======== SUPPLIED INFORMATION ========

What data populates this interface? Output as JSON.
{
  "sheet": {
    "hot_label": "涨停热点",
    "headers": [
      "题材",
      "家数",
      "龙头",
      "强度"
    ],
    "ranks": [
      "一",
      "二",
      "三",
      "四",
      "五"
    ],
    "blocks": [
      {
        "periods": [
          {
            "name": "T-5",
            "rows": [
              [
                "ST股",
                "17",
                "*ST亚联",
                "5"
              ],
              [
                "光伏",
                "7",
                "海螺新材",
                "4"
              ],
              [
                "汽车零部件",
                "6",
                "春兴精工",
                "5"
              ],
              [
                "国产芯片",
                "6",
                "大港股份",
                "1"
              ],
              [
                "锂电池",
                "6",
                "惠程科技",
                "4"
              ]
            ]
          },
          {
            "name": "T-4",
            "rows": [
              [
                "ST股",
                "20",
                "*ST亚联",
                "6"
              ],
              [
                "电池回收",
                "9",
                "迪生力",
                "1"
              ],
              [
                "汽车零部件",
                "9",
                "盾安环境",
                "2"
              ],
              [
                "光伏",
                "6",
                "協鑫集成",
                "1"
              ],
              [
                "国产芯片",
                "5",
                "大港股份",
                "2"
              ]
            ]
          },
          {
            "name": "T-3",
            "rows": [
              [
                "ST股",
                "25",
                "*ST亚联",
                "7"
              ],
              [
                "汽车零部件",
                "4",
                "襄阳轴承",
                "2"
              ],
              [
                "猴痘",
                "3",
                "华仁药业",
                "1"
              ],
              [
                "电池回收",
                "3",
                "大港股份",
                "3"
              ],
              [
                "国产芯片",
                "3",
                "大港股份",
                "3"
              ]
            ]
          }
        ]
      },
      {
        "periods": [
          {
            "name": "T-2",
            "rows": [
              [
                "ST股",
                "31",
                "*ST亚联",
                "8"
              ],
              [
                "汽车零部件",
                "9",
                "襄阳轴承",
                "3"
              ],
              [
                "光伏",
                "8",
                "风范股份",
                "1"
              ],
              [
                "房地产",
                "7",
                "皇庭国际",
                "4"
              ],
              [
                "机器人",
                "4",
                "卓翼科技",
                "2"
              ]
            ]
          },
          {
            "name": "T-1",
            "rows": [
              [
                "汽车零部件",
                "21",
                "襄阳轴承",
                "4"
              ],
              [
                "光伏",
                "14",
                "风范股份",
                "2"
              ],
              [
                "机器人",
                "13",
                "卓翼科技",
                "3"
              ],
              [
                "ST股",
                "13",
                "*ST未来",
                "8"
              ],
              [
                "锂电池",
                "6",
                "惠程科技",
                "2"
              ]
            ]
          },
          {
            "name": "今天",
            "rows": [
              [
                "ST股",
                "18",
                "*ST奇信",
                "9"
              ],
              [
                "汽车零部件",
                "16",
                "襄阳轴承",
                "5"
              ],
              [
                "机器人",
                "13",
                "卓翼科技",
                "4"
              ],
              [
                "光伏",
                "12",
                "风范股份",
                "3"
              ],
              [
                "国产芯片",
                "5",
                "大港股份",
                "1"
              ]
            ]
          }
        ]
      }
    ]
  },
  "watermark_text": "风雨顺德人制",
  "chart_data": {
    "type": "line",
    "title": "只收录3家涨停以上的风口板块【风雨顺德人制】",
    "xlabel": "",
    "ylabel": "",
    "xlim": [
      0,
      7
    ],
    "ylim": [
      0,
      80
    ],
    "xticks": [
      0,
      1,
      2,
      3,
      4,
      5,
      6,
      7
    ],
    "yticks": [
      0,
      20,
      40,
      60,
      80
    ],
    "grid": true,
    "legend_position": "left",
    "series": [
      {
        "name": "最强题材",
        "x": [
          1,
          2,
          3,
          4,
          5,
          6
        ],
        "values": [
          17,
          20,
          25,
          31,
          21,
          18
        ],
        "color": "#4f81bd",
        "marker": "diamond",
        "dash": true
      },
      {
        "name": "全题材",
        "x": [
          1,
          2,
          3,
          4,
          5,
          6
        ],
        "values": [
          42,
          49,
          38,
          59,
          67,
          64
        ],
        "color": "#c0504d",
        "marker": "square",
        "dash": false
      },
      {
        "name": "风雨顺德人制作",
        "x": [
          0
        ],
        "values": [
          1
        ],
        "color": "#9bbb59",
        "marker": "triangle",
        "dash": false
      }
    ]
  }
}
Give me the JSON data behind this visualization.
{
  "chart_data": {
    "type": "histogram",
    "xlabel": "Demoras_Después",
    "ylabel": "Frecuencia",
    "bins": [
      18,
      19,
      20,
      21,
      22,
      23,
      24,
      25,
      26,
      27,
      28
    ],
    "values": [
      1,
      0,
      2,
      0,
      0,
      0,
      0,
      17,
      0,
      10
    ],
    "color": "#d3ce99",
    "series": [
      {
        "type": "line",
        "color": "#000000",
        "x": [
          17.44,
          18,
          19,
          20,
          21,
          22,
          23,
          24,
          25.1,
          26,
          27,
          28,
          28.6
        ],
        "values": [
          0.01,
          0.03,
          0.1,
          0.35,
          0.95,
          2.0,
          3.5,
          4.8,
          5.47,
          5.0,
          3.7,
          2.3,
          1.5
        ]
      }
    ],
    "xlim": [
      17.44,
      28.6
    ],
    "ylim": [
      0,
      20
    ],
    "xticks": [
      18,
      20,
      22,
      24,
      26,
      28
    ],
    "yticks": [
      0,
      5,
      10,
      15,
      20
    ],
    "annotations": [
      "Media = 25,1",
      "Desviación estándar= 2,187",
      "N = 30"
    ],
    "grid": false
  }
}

========

» **THE EXERCISE**
Copy all the lines, exactly.

» **FINISHED ANSWER**
What data populates this interface? Output as JSON.
{
  "sheet": {
    "hot_label": "涨停热点",
    "headers": [
      "题材",
      "家数",
      "龙头",
      "强度"
    ],
    "ranks": [
      "一",
      "二",
      "三",
      "四",
      "五"
    ],
    "blocks": [
      {
        "periods": [
          {
            "name": "T-5",
            "rows": [
              [
                "ST股",
                "17",
                "*ST亚联",
                "5"
              ],
              [
                "光伏",
                "7",
                "海螺新材",
                "4"
              ],
              [
                "汽车零部件",
                "6",
                "春兴精工",
                "5"
              ],
              [
                "国产芯片",
                "6",
                "大港股份",
                "1"
              ],
              [
                "锂电池",
                "6",
                "惠程科技",
                "4"
              ]
            ]
          },
          {
            "name": "T-4",
            "rows": [
              [
                "ST股",
                "20",
                "*ST亚联",
                "6"
              ],
              [
                "电池回收",
                "9",
                "迪生力",
                "1"
              ],
              [
                "汽车零部件",
                "9",
                "盾安环境",
                "2"
              ],
              [
                "光伏",
                "6",
                "協鑫集成",
                "1"
              ],
              [
                "国产芯片",
                "5",
                "大港股份",
                "2"
              ]
            ]
          },
          {
            "name": "T-3",
            "rows": [
              [
                "ST股",
                "25",
                "*ST亚联",
                "7"
              ],
              [
                "汽车零部件",
                "4",
                "襄阳轴承",
                "2"
              ],
              [
                "猴痘",
                "3",
                "华仁药业",
                "1"
              ],
              [
                "电池回收",
                "3",
                "大港股份",
                "3"
              ],
              [
                "国产芯片",
                "3",
                "大港股份",
                "3"
              ]
            ]
          }
        ]
      },
      {
        "periods": [
          {
            "name": "T-2",
            "rows": [
              [
                "ST股",
                "31",
                "*ST亚联",
                "8"
              ],
              [
                "汽车零部件",
                "9",
                "襄阳轴承",
                "3"
              ],
              [
                "光伏",
                "8",
                "风范股份",
                "1"
              ],
              [
                "房地产",
                "7",
                "皇庭国际",
                "4"
              ],
              [
                "机器人",
                "4",
                "卓翼科技",
                "2"
              ]
            ]
          },
          {
            "name": "T-1",
            "rows": [
              [
                "汽车零部件",
                "21",
                "襄阳轴承",
                "4"
              ],
              [
                "光伏",
                "14",
                "风范股份",
                "2"
              ],
              [
                "机器人",
                "13",
                "卓翼科技",
                "3"
              ],
              [
                "ST股",
                "13",
                "*ST未来",
                "8"
              ],
              [
                "锂电池",
                "6",
                "惠程科技",
                "2"
              ]
            ]
          },
          {
            "name": "今天",
            "rows": [
              [
                "ST股",
                "18",
                "*ST奇信",
                "9"
              ],
              [
                "汽车零部件",
                "16",
                "襄阳轴承",
                "5"
              ],
              [
                "机器人",
                "13",
                "卓翼科技",
                "4"
              ],
              [
                "光伏",
                "12",
                "风范股份",
                "3"
              ],
              [
                "国产芯片",
                "5",
                "大港股份",
                "1"
              ]
            ]
          }
        ]
      }
    ]
  },
  "watermark_text": "风雨顺德人制",
  "chart_data": {
    "type": "line",
    "title": "只收录3家涨停以上的风口板块【风雨顺德人制】",
    "xlabel": "",
    "ylabel": "",
    "xlim": [
      0,
      7
    ],
    "ylim": [
      0,
      80
    ],
    "xticks": [
      0,
      1,
      2,
      3,
      4,
      5,
      6,
      7
    ],
    "yticks": [
      0,
      20,
      40,
      60,
      80
    ],
    "grid": true,
    "legend_position": "left",
    "series": [
      {
        "name": "最强题材",
        "x": [
          1,
          2,
          3,
          4,
          5,
          6
        ],
        "values": [
          17,
          20,
          25,
          31,
          21,
          18
        ],
        "color": "#4f81bd",
        "marker": "diamond",
        "dash": true
      },
      {
        "name": "全题材",
        "x": [
          1,
          2,
          3,
          4,
          5,
          6
        ],
        "values": [
          42,
          49,
          38,
          59,
          67,
          64
        ],
        "color": "#c0504d",
        "marker": "square",
        "dash": false
      },
      {
        "name": "风雨顺德人制作",
        "x": [
          0
        ],
        "values": [
          1
        ],
        "color": "#9bbb59",
        "marker": "triangle",
        "dash": false
      }
    ]
  }
}
Give me the JSON data behind this visualization.
{
  "chart_data": {
    "type": "histogram",
    "xlabel": "Demoras_Después",
    "ylabel": "Frecuencia",
    "bins": [
      18,
      19,
      20,
      21,
      22,
      23,
      24,
      25,
      26,
      27,
      28
    ],
    "values": [
      1,
      0,
      2,
      0,
      0,
      0,
      0,
      17,
      0,
      10
    ],
    "color": "#d3ce99",
    "series": [
      {
        "type": "line",
        "color": "#000000",
        "x": [
          17.44,
          18,
          19,
          20,
          21,
          22,
          23,
          24,
          25.1,
          26,
          27,
          28,
          28.6
        ],
        "values": [
          0.01,
          0.03,
          0.1,
          0.35,
          0.95,
          2.0,
          3.5,
          4.8,
          5.47,
          5.0,
          3.7,
          2.3,
          1.5
        ]
      }
    ],
    "xlim": [
      17.44,
      28.6
    ],
    "ylim": [
      0,
      20
    ],
    "xticks": [
      18,
      20,
      22,
      24,
      26,
      28
    ],
    "yticks": [
      0,
      5,
      10,
      15,
      20
    ],
    "annotations": [
      "Media = 25,1",
      "Desviación estándar= 2,187",
      "N = 30"
    ],
    "grid": false
  }
}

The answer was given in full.